▶ Problem: Find how many lines in the data below include the word "icon", then write only that number.

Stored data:
◆ ◆ ◆ ◆ ◆
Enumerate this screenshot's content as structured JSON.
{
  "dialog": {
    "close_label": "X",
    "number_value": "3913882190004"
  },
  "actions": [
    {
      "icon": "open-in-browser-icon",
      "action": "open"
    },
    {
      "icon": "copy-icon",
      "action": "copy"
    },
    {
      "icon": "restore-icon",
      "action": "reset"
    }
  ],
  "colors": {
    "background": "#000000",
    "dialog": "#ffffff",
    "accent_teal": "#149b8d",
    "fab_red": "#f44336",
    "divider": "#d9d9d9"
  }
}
◆ ◆ ◆ ◆ ◆
▶ Worked solution: 3